What is needed:
Write the entries out again exactly as they stand, but without the pictures.
☆ ☆ ☆ ☆
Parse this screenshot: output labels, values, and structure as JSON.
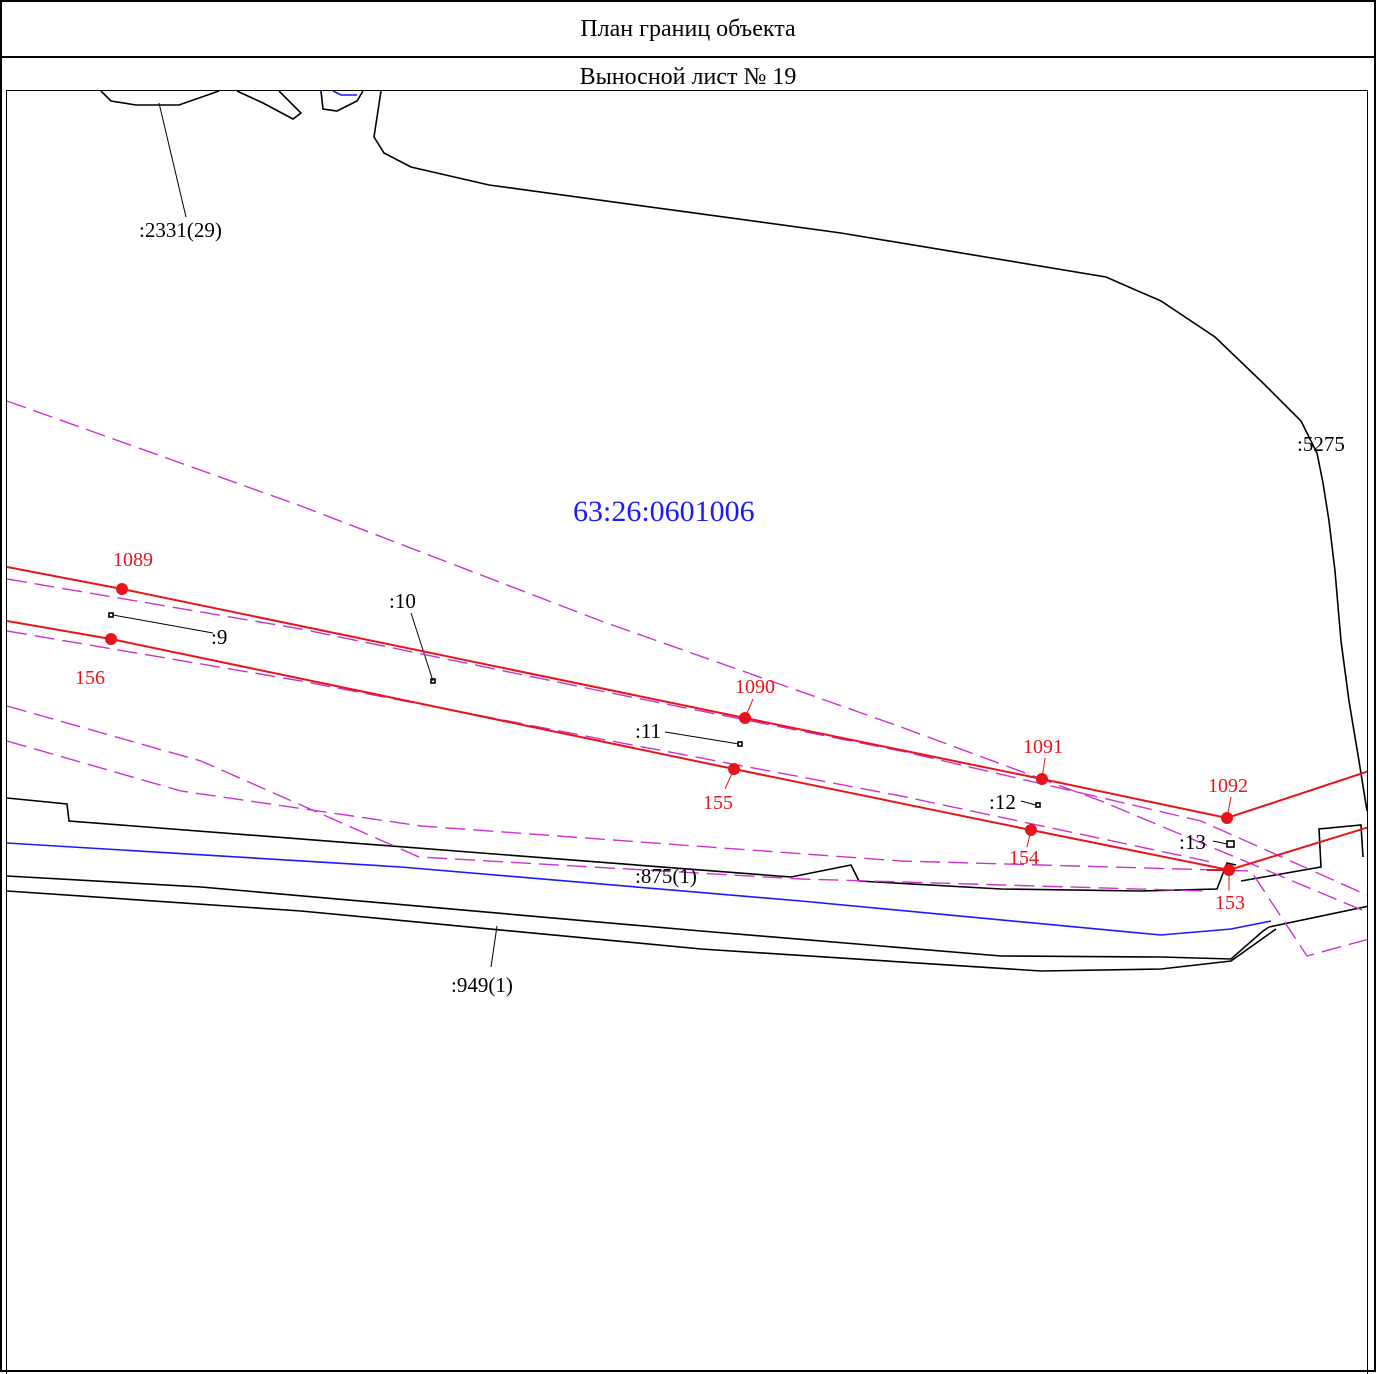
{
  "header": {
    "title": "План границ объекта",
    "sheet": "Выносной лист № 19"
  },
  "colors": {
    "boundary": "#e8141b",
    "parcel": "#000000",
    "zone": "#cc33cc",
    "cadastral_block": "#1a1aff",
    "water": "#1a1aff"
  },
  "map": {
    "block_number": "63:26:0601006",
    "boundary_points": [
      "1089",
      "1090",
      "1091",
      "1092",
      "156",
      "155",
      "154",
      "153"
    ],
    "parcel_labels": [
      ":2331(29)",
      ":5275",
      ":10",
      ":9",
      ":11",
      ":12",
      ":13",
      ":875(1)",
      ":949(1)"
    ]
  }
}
☆ ☆ ☆ ☆
The reply:
Parse this screenshot: output labels, values, and structure as JSON.
{
  "header": {
    "title": "План границ объекта",
    "sheet": "Выносной лист № 19"
  },
  "colors": {
    "boundary": "#e8141b",
    "parcel": "#000000",
    "zone": "#cc33cc",
    "cadastral_block": "#1a1aff",
    "water": "#1a1aff"
  },
  "map": {
    "block_number": "63:26:0601006",
    "boundary_points": [
      "1089",
      "1090",
      "1091",
      "1092",
      "156",
      "155",
      "154",
      "153"
    ],
    "parcel_labels": [
      ":2331(29)",
      ":5275",
      ":10",
      ":9",
      ":11",
      ":12",
      ":13",
      ":875(1)",
      ":949(1)"
    ]
  }
}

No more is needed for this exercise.